» **WHAT TO DO**: Repeat the material below word for word and leave out all pictures.

[Entries taken from a collection]
● ● ● ●
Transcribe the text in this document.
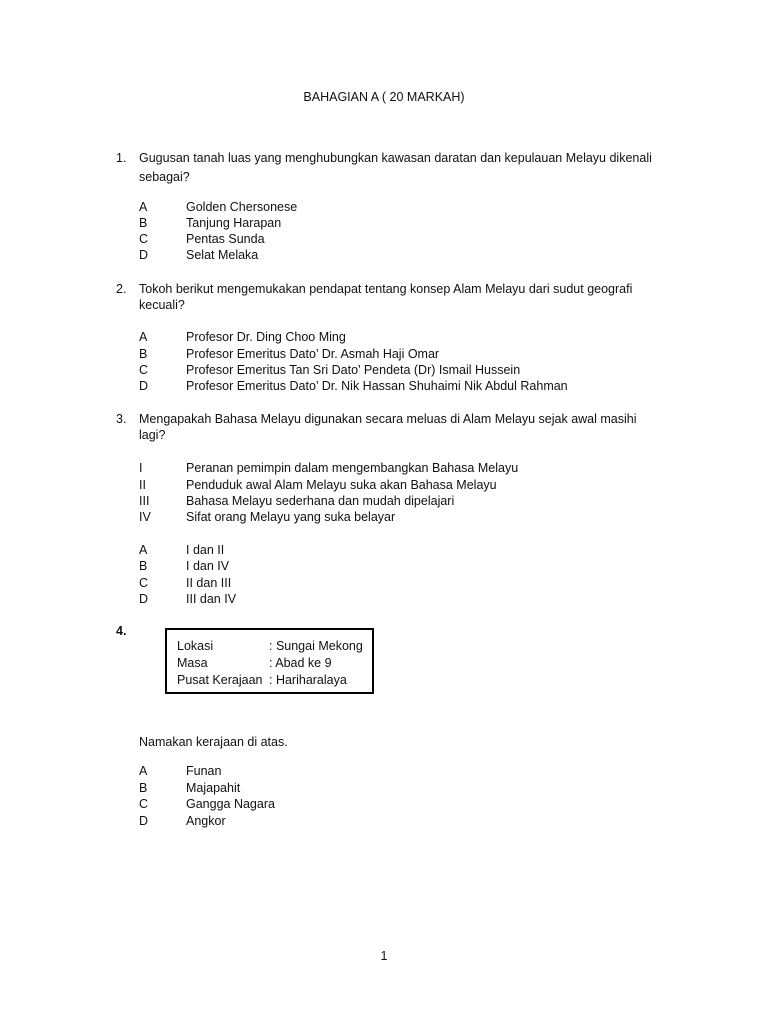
BAHAGIAN A ( 20 MARKAH)
1. Gugusan tanah luas yang menghubungkan kawasan daratan dan kepulauan Melayu dikenali
sebagai?
A	Golden Chersonese
B	Tanjung Harapan
C	Pentas Sunda
D	Selat Melaka
2. Tokoh berikut mengemukakan pendapat tentang konsep Alam Melayu dari sudut geografi
kecuali?
A	Profesor Dr. Ding Choo Ming
B	Profesor Emeritus Dato’ Dr. Asmah Haji Omar
C	Profesor Emeritus Tan Sri Dato’ Pendeta (Dr) Ismail Hussein
D	Profesor Emeritus Dato’ Dr. Nik Hassan Shuhaimi Nik Abdul Rahman
3. Mengapakah Bahasa Melayu digunakan secara meluas di Alam Melayu sejak awal masihi
lagi?
I	Peranan pemimpin dalam mengembangkan Bahasa Melayu
II	Penduduk awal Alam Melayu suka akan Bahasa Melayu
III	Bahasa Melayu sederhana dan mudah dipelajari
IV	Sifat orang Melayu yang suka belayar
A	I dan II
B	I dan IV
C	II dan III
D	III dan IV
4.
Lokasi	: Sungai Mekong
Masa	: Abad ke 9
Pusat Kerajaan : Hariharalaya
Namakan kerajaan di atas.
A	Funan
B	Majapahit
C	Gangga Nagara
D	Angkor
1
● ● ● ●
» **THE ANSWER**:
Transcribe the text in this document.
BAHAGIAN A ( 20 MARKAH)
1. Gugusan tanah luas yang menghubungkan kawasan daratan dan kepulauan Melayu dikenali
sebagai?
A	Golden Chersonese
B	Tanjung Harapan
C	Pentas Sunda
D	Selat Melaka
2. Tokoh berikut mengemukakan pendapat tentang konsep Alam Melayu dari sudut geografi
kecuali?
A	Profesor Dr. Ding Choo Ming
B	Profesor Emeritus Dato’ Dr. Asmah Haji Omar
C	Profesor Emeritus Tan Sri Dato’ Pendeta (Dr) Ismail Hussein
D	Profesor Emeritus Dato’ Dr. Nik Hassan Shuhaimi Nik Abdul Rahman
3. Mengapakah Bahasa Melayu digunakan secara meluas di Alam Melayu sejak awal masihi
lagi?
I	Peranan pemimpin dalam mengembangkan Bahasa Melayu
II	Penduduk awal Alam Melayu suka akan Bahasa Melayu
III	Bahasa Melayu sederhana dan mudah dipelajari
IV	Sifat orang Melayu yang suka belayar
A	I dan II
B	I dan IV
C	II dan III
D	III dan IV
4.
Lokasi	: Sungai Mekong
Masa	: Abad ke 9
Pusat Kerajaan : Hariharalaya
Namakan kerajaan di atas.
A	Funan
B	Majapahit
C	Gangga Nagara
D	Angkor
1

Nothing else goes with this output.